Items from a figure collection
---
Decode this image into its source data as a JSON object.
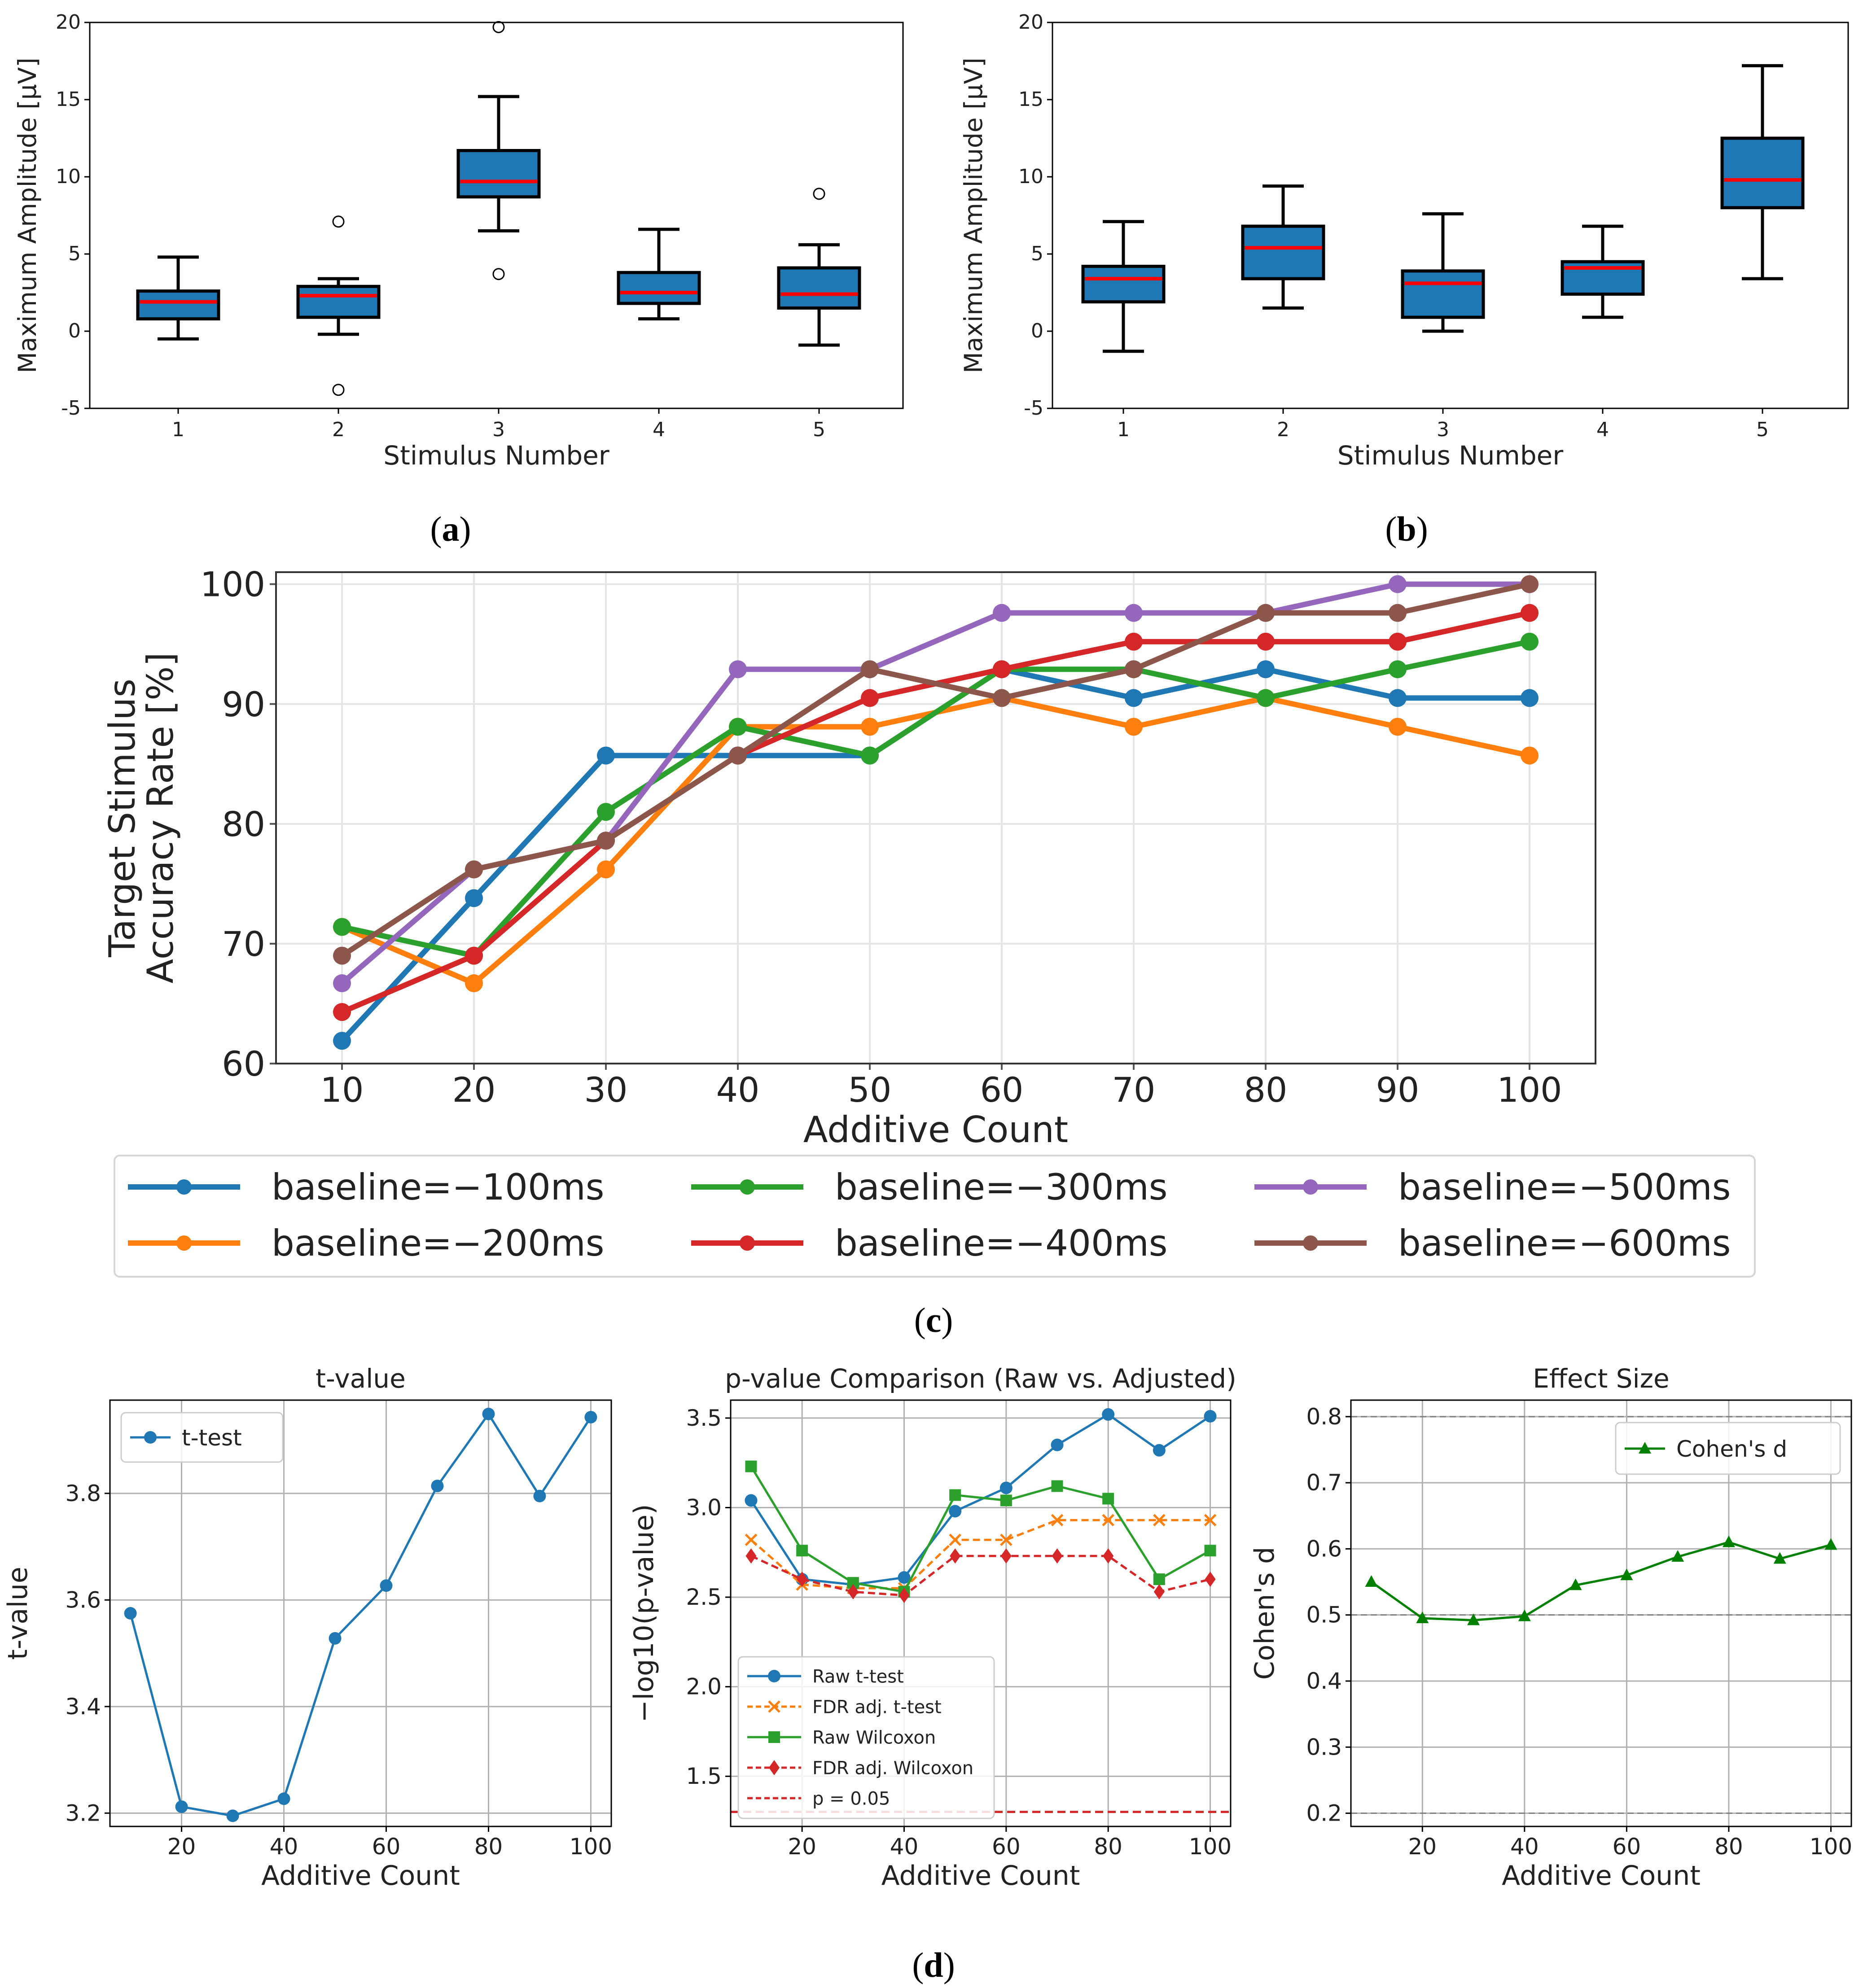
{
  "captions": {
    "a": {
      "label": "a"
    },
    "b": {
      "label": "b"
    },
    "c": {
      "label": "c"
    },
    "d": {
      "label": "d"
    }
  },
  "chart_data": [
    {
      "id": "a",
      "type": "box",
      "title": "",
      "xlabel": "Stimulus Number",
      "ylabel": "Maximum Amplitude [μV]",
      "ylim": [
        -5,
        20
      ],
      "yticks": [
        -5,
        0,
        5,
        10,
        15,
        20
      ],
      "categories": [
        "1",
        "2",
        "3",
        "4",
        "5"
      ],
      "boxes": [
        {
          "whisker_low": -0.5,
          "q1": 0.8,
          "median": 1.9,
          "q3": 2.6,
          "whisker_high": 4.8,
          "outliers": []
        },
        {
          "whisker_low": -0.2,
          "q1": 0.9,
          "median": 2.3,
          "q3": 2.9,
          "whisker_high": 3.4,
          "outliers": [
            7.1,
            -3.8
          ]
        },
        {
          "whisker_low": 6.5,
          "q1": 8.7,
          "median": 9.7,
          "q3": 11.7,
          "whisker_high": 15.2,
          "outliers": [
            19.7,
            3.7
          ]
        },
        {
          "whisker_low": 0.8,
          "q1": 1.8,
          "median": 2.5,
          "q3": 3.8,
          "whisker_high": 6.6,
          "outliers": []
        },
        {
          "whisker_low": -0.9,
          "q1": 1.5,
          "median": 2.4,
          "q3": 4.1,
          "whisker_high": 5.6,
          "outliers": [
            8.9
          ]
        }
      ]
    },
    {
      "id": "b",
      "type": "box",
      "title": "",
      "xlabel": "Stimulus Number",
      "ylabel": "Maximum Amplitude [μV]",
      "ylim": [
        -5,
        20
      ],
      "yticks": [
        -5,
        0,
        5,
        10,
        15,
        20
      ],
      "categories": [
        "1",
        "2",
        "3",
        "4",
        "5"
      ],
      "boxes": [
        {
          "whisker_low": -1.3,
          "q1": 1.9,
          "median": 3.4,
          "q3": 4.2,
          "whisker_high": 7.1,
          "outliers": []
        },
        {
          "whisker_low": 1.5,
          "q1": 3.4,
          "median": 5.4,
          "q3": 6.8,
          "whisker_high": 9.4,
          "outliers": []
        },
        {
          "whisker_low": 0.0,
          "q1": 0.9,
          "median": 3.1,
          "q3": 3.9,
          "whisker_high": 7.6,
          "outliers": []
        },
        {
          "whisker_low": 0.9,
          "q1": 2.4,
          "median": 4.1,
          "q3": 4.5,
          "whisker_high": 6.8,
          "outliers": []
        },
        {
          "whisker_low": 3.4,
          "q1": 8.0,
          "median": 9.8,
          "q3": 12.5,
          "whisker_high": 17.2,
          "outliers": []
        }
      ]
    },
    {
      "id": "c",
      "type": "line",
      "title": "",
      "xlabel": "Additive Count",
      "ylabel_lines": [
        "Target Stimulus",
        "Accuracy Rate [%]"
      ],
      "xlim": [
        5,
        105
      ],
      "ylim": [
        60,
        101
      ],
      "xticks": [
        10,
        20,
        30,
        40,
        50,
        60,
        70,
        80,
        90,
        100
      ],
      "yticks": [
        60,
        70,
        80,
        90,
        100
      ],
      "grid": true,
      "legend_position": "below",
      "x": [
        10,
        20,
        30,
        40,
        50,
        60,
        70,
        80,
        90,
        100
      ],
      "series": [
        {
          "name": "baseline=−100ms",
          "color": "#1f77b4",
          "values": [
            61.9,
            73.8,
            85.7,
            85.7,
            85.7,
            92.9,
            90.5,
            92.9,
            90.5,
            90.5
          ]
        },
        {
          "name": "baseline=−200ms",
          "color": "#ff7f0e",
          "values": [
            71.4,
            66.7,
            76.2,
            88.1,
            88.1,
            90.5,
            88.1,
            90.5,
            88.1,
            85.7
          ]
        },
        {
          "name": "baseline=−300ms",
          "color": "#2ca02c",
          "values": [
            71.4,
            69.0,
            81.0,
            88.1,
            85.7,
            92.9,
            92.9,
            90.5,
            92.9,
            95.2
          ]
        },
        {
          "name": "baseline=−400ms",
          "color": "#d62728",
          "values": [
            64.3,
            69.0,
            78.6,
            85.7,
            90.5,
            92.9,
            95.2,
            95.2,
            95.2,
            97.6
          ]
        },
        {
          "name": "baseline=−500ms",
          "color": "#9467bd",
          "values": [
            66.7,
            76.2,
            78.6,
            92.9,
            92.9,
            97.6,
            97.6,
            97.6,
            100,
            100
          ]
        },
        {
          "name": "baseline=−600ms",
          "color": "#8c564b",
          "values": [
            69.0,
            76.2,
            78.6,
            85.7,
            92.9,
            90.5,
            92.9,
            97.6,
            97.6,
            100
          ]
        }
      ]
    },
    {
      "id": "d1",
      "type": "line",
      "title": "t-value",
      "xlabel": "Additive Count",
      "ylabel": "t-value",
      "xlim": [
        6,
        104
      ],
      "ylim": [
        3.175,
        3.975
      ],
      "xticks": [
        20,
        40,
        60,
        80,
        100
      ],
      "yticks": [
        3.2,
        3.4,
        3.6,
        3.8
      ],
      "ytick_labels": [
        "3.2",
        "3.4",
        "3.6",
        "3.8"
      ],
      "grid": true,
      "legend_position": "top-left",
      "x": [
        10,
        20,
        30,
        40,
        50,
        60,
        70,
        80,
        90,
        100
      ],
      "series": [
        {
          "name": "t-test",
          "color": "#1f77b4",
          "marker": "circle",
          "values": [
            3.575,
            3.212,
            3.195,
            3.227,
            3.528,
            3.627,
            3.814,
            3.949,
            3.795,
            3.943
          ]
        }
      ]
    },
    {
      "id": "d2",
      "type": "line",
      "title": "p-value Comparison (Raw vs. Adjusted)",
      "xlabel": "Additive Count",
      "ylabel": "−log10(p-value)",
      "xlim": [
        6,
        104
      ],
      "ylim": [
        1.22,
        3.6
      ],
      "xticks": [
        20,
        40,
        60,
        80,
        100
      ],
      "yticks": [
        1.5,
        2.0,
        2.5,
        3.0,
        3.5
      ],
      "ytick_labels": [
        "1.5",
        "2.0",
        "2.5",
        "3.0",
        "3.5"
      ],
      "grid": true,
      "legend_position": "bottom-left",
      "x": [
        10,
        20,
        30,
        40,
        50,
        60,
        70,
        80,
        90,
        100
      ],
      "series": [
        {
          "name": "Raw t-test",
          "color": "#1f77b4",
          "marker": "circle",
          "dashed": false,
          "values": [
            3.04,
            2.6,
            2.57,
            2.61,
            2.98,
            3.11,
            3.35,
            3.52,
            3.32,
            3.51
          ]
        },
        {
          "name": "FDR adj. t-test",
          "color": "#ff7f0e",
          "marker": "x",
          "dashed": true,
          "values": [
            2.82,
            2.57,
            2.55,
            2.55,
            2.82,
            2.82,
            2.93,
            2.93,
            2.93,
            2.93
          ]
        },
        {
          "name": "Raw Wilcoxon",
          "color": "#2ca02c",
          "marker": "square",
          "dashed": false,
          "values": [
            3.23,
            2.76,
            2.58,
            2.53,
            3.07,
            3.04,
            3.12,
            3.05,
            2.6,
            2.76
          ]
        },
        {
          "name": "FDR adj. Wilcoxon",
          "color": "#d62728",
          "marker": "diamond",
          "dashed": true,
          "values": [
            2.73,
            2.6,
            2.53,
            2.51,
            2.73,
            2.73,
            2.73,
            2.73,
            2.53,
            2.6
          ]
        }
      ],
      "reference_line": {
        "name": "p = 0.05",
        "color": "#d62728",
        "value": 1.301
      }
    },
    {
      "id": "d3",
      "type": "line",
      "title": "Effect Size",
      "xlabel": "Additive Count",
      "ylabel": "Cohen's d",
      "xlim": [
        6,
        104
      ],
      "ylim": [
        0.18,
        0.825
      ],
      "xticks": [
        20,
        40,
        60,
        80,
        100
      ],
      "yticks": [
        0.2,
        0.3,
        0.4,
        0.5,
        0.6,
        0.7,
        0.8
      ],
      "ytick_labels": [
        "0.2",
        "0.3",
        "0.4",
        "0.5",
        "0.6",
        "0.7",
        "0.8"
      ],
      "grid": true,
      "legend_position": "top-right",
      "x": [
        10,
        20,
        30,
        40,
        50,
        60,
        70,
        80,
        90,
        100
      ],
      "series": [
        {
          "name": "Cohen's d",
          "color": "#008000",
          "marker": "triangle",
          "values": [
            0.55,
            0.495,
            0.492,
            0.498,
            0.545,
            0.56,
            0.588,
            0.61,
            0.585,
            0.606
          ]
        }
      ],
      "reference_lines": [
        0.2,
        0.5,
        0.8
      ]
    }
  ]
}
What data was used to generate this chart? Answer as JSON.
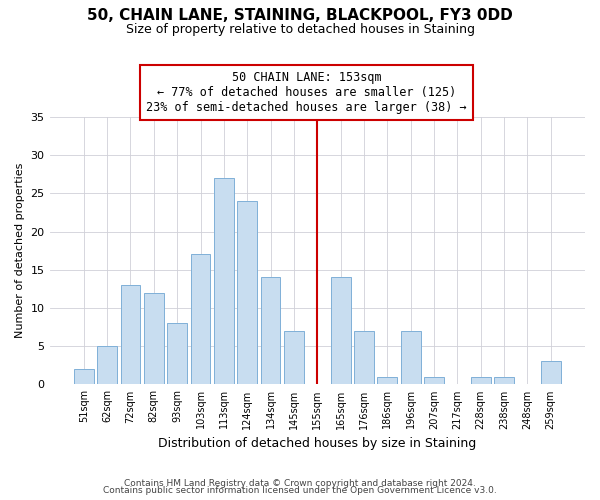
{
  "title": "50, CHAIN LANE, STAINING, BLACKPOOL, FY3 0DD",
  "subtitle": "Size of property relative to detached houses in Staining",
  "xlabel": "Distribution of detached houses by size in Staining",
  "ylabel": "Number of detached properties",
  "bar_labels": [
    "51sqm",
    "62sqm",
    "72sqm",
    "82sqm",
    "93sqm",
    "103sqm",
    "113sqm",
    "124sqm",
    "134sqm",
    "145sqm",
    "155sqm",
    "165sqm",
    "176sqm",
    "186sqm",
    "196sqm",
    "207sqm",
    "217sqm",
    "228sqm",
    "238sqm",
    "248sqm",
    "259sqm"
  ],
  "bar_values": [
    2,
    5,
    13,
    12,
    8,
    17,
    27,
    24,
    14,
    7,
    0,
    14,
    7,
    1,
    7,
    1,
    0,
    1,
    1,
    0,
    3
  ],
  "bar_color": "#c8ddf0",
  "bar_edge_color": "#7fb0d8",
  "vline_x_idx": 10,
  "vline_color": "#cc0000",
  "annotation_title": "50 CHAIN LANE: 153sqm",
  "annotation_line1": "← 77% of detached houses are smaller (125)",
  "annotation_line2": "23% of semi-detached houses are larger (38) →",
  "annotation_box_color": "#ffffff",
  "annotation_box_edge": "#cc0000",
  "ylim": [
    0,
    35
  ],
  "yticks": [
    0,
    5,
    10,
    15,
    20,
    25,
    30,
    35
  ],
  "footer1": "Contains HM Land Registry data © Crown copyright and database right 2024.",
  "footer2": "Contains public sector information licensed under the Open Government Licence v3.0.",
  "background_color": "#ffffff",
  "grid_color": "#d0d0d8"
}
---
Stated task:
In the entries above, find every line with the word "right" and list it.

Response to this task:
      "legend_position": "top-right",
  "footer1": "Contains HM Land Registry data © Crown copyright and database right 2024.",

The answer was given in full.